— Work instructions —
Extract every entry word for word.

— Data —
◇ ◇ ◇ ◇
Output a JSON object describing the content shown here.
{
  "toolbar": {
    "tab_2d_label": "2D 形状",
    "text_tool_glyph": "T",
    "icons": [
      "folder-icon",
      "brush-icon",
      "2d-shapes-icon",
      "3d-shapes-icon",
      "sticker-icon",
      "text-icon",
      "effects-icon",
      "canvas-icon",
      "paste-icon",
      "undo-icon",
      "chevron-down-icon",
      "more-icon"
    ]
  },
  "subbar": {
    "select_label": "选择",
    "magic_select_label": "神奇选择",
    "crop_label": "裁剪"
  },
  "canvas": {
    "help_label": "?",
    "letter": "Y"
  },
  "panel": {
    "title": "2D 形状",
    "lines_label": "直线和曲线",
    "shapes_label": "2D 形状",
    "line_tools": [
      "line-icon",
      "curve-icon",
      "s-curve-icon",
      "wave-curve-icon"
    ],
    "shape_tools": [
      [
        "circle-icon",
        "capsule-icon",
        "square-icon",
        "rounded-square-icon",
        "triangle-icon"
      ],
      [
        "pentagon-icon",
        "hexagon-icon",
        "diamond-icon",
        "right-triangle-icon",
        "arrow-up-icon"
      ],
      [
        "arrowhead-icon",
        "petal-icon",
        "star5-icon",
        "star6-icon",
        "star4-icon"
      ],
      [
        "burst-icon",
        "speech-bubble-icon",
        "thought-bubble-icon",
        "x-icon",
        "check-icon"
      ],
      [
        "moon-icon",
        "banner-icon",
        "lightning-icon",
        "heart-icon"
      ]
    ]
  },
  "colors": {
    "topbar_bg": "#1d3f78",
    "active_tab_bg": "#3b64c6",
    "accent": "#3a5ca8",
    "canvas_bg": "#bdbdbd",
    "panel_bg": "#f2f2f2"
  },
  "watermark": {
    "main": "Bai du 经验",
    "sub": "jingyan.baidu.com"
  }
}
◇ ◇ ◇ ◇
— Solved problem —
Output a JSON object describing the content shown here.
{
  "toolbar": {
    "tab_2d_label": "2D 形状",
    "text_tool_glyph": "T",
    "icons": [
      "folder-icon",
      "brush-icon",
      "2d-shapes-icon",
      "3d-shapes-icon",
      "sticker-icon",
      "text-icon",
      "effects-icon",
      "canvas-icon",
      "paste-icon",
      "undo-icon",
      "chevron-down-icon",
      "more-icon"
    ]
  },
  "subbar": {
    "select_label": "选择",
    "magic_select_label": "神奇选择",
    "crop_label": "裁剪"
  },
  "canvas": {
    "help_label": "?",
    "letter": "Y"
  },
  "panel": {
    "title": "2D 形状",
    "lines_label": "直线和曲线",
    "shapes_label": "2D 形状",
    "line_tools": [
      "line-icon",
      "curve-icon",
      "s-curve-icon",
      "wave-curve-icon"
    ],
    "shape_tools": [
      [
        "circle-icon",
        "capsule-icon",
        "square-icon",
        "rounded-square-icon",
        "triangle-icon"
      ],
      [
        "pentagon-icon",
        "hexagon-icon",
        "diamond-icon",
        "right-triangle-icon",
        "arrow-up-icon"
      ],
      [
        "arrowhead-icon",
        "petal-icon",
        "star5-icon",
        "star6-icon",
        "star4-icon"
      ],
      [
        "burst-icon",
        "speech-bubble-icon",
        "thought-bubble-icon",
        "x-icon",
        "check-icon"
      ],
      [
        "moon-icon",
        "banner-icon",
        "lightning-icon",
        "heart-icon"
      ]
    ]
  },
  "colors": {
    "topbar_bg": "#1d3f78",
    "active_tab_bg": "#3b64c6",
    "accent": "#3a5ca8",
    "canvas_bg": "#bdbdbd",
    "panel_bg": "#f2f2f2"
  },
  "watermark": {
    "main": "Bai du 经验",
    "sub": "jingyan.baidu.com"
  }
}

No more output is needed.